» **Exercise aim**
Leave out the pictures and repeat the data exactly.

» **Data for the task**
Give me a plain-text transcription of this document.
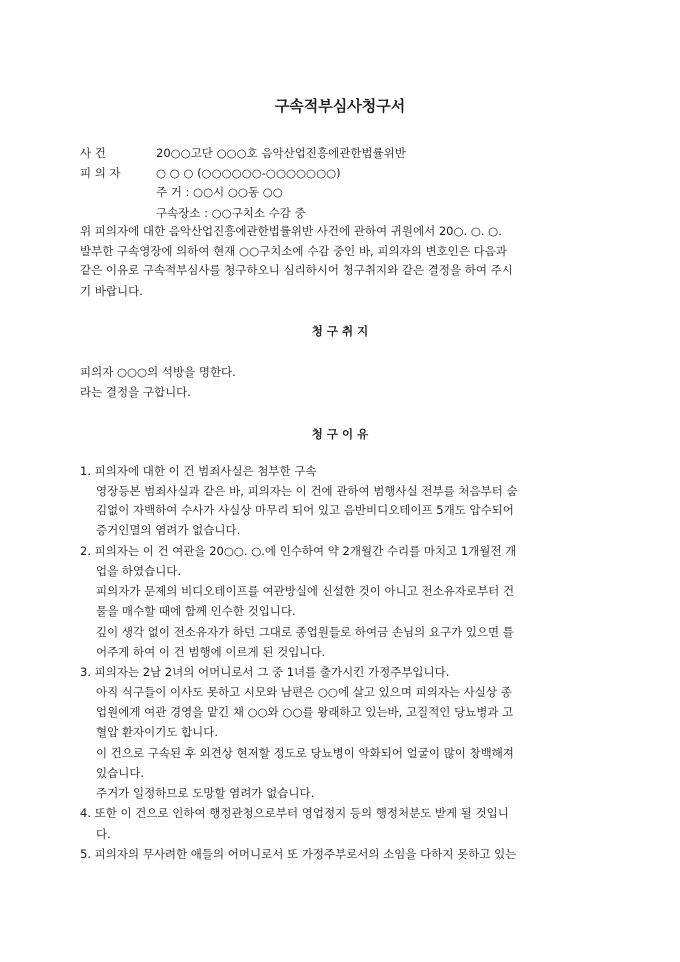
구속적부심사청구서
사 건	20○○고단 ○○○호 음악산업진흥에관한법률위반
피 의 자	○ ○ ○ (○○○○○○-○○○○○○○)
주 거 : ○○시 ○○동 ○○
구속장소 : ○○구치소 수감 중
위 피의자에 대한 음악산업진흥에관한법률위반 사건에 관하여 귀원에서 20○. ○. ○.
발부한 구속영장에 의하여 현재 ○○구치소에 수감 중인 바, 피의자의 변호인은 다음과
같은 이유로 구속적부심사를 청구하오니 심리하시어 청구취지와 같은 결정을 하여 주시
기 바랍니다.
청 구 취 지
피의자 ○○○의 석방을 명한다.
라는 결정을 구합니다.
청 구 이 유
1. 피의자에 대한 이 건 범죄사실은 첨부한 구속
영장등본 범죄사실과 같은 바, 피의자는 이 건에 관하여 범행사실 전부를 처음부터 숨
김없이 자백하여 수사가 사실상 마무리 되어 있고 음반비디오테이프 5개도 압수되어
증거인멸의 염려가 없습니다.
2. 피의자는 이 건 여관을 20○○. ○.에 인수하여 약 2개월간 수리를 마치고 1개월전 개
업을 하였습니다.
피의자가 문제의 비디오테이프를 여관방실에 신설한 것이 아니고 전소유자로부터 건
물을 매수할 때에 함께 인수한 것입니다.
깊이 생각 없이 전소유자가 하던 그대로 종업원들로 하여금 손님의 요구가 있으면 틀
어주게 하여 이 건 범행에 이르게 된 것입니다.
3. 피의자는 2남 2녀의 어머니로서 그 중 1녀를 출가시킨 가정주부입니다.
아직 식구들이 이사도 못하고 시모와 남편은 ○○에 살고 있으며 피의자는 사실상 종
업원에게 여관 경영을 맡긴 채 ○○와 ○○를 왕래하고 있는바, 고질적인 당뇨병과 고
혈압 환자이기도 합니다.
이 건으로 구속된 후 외견상 현저할 정도로 당뇨병이 악화되어 얼굴이 많이 창백해져
있습니다.
주거가 일정하므로 도망할 염려가 없습니다.
4. 또한 이 건으로 인하여 행정관청으로부터 영업정지 등의 행정처분도 받게 될 것입니
다.
5. 피의자의 무사려한 애들의 어머니로서 또 가정주부로서의 소임을 다하지 못하고 있는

» **Solution**
Give me a plain-text transcription of this document.
구속적부심사청구서
사 건	20○○고단 ○○○호 음악산업진흥에관한법률위반
피 의 자	○ ○ ○ (○○○○○○-○○○○○○○)
주 거 : ○○시 ○○동 ○○
구속장소 : ○○구치소 수감 중
위 피의자에 대한 음악산업진흥에관한법률위반 사건에 관하여 귀원에서 20○. ○. ○.
발부한 구속영장에 의하여 현재 ○○구치소에 수감 중인 바, 피의자의 변호인은 다음과
같은 이유로 구속적부심사를 청구하오니 심리하시어 청구취지와 같은 결정을 하여 주시
기 바랍니다.
청 구 취 지
피의자 ○○○의 석방을 명한다.
라는 결정을 구합니다.
청 구 이 유
1. 피의자에 대한 이 건 범죄사실은 첨부한 구속
영장등본 범죄사실과 같은 바, 피의자는 이 건에 관하여 범행사실 전부를 처음부터 숨
김없이 자백하여 수사가 사실상 마무리 되어 있고 음반비디오테이프 5개도 압수되어
증거인멸의 염려가 없습니다.
2. 피의자는 이 건 여관을 20○○. ○.에 인수하여 약 2개월간 수리를 마치고 1개월전 개
업을 하였습니다.
피의자가 문제의 비디오테이프를 여관방실에 신설한 것이 아니고 전소유자로부터 건
물을 매수할 때에 함께 인수한 것입니다.
깊이 생각 없이 전소유자가 하던 그대로 종업원들로 하여금 손님의 요구가 있으면 틀
어주게 하여 이 건 범행에 이르게 된 것입니다.
3. 피의자는 2남 2녀의 어머니로서 그 중 1녀를 출가시킨 가정주부입니다.
아직 식구들이 이사도 못하고 시모와 남편은 ○○에 살고 있으며 피의자는 사실상 종
업원에게 여관 경영을 맡긴 채 ○○와 ○○를 왕래하고 있는바, 고질적인 당뇨병과 고
혈압 환자이기도 합니다.
이 건으로 구속된 후 외견상 현저할 정도로 당뇨병이 악화되어 얼굴이 많이 창백해져
있습니다.
주거가 일정하므로 도망할 염려가 없습니다.
4. 또한 이 건으로 인하여 행정관청으로부터 영업정지 등의 행정처분도 받게 될 것입니
다.
5. 피의자의 무사려한 애들의 어머니로서 또 가정주부로서의 소임을 다하지 못하고 있는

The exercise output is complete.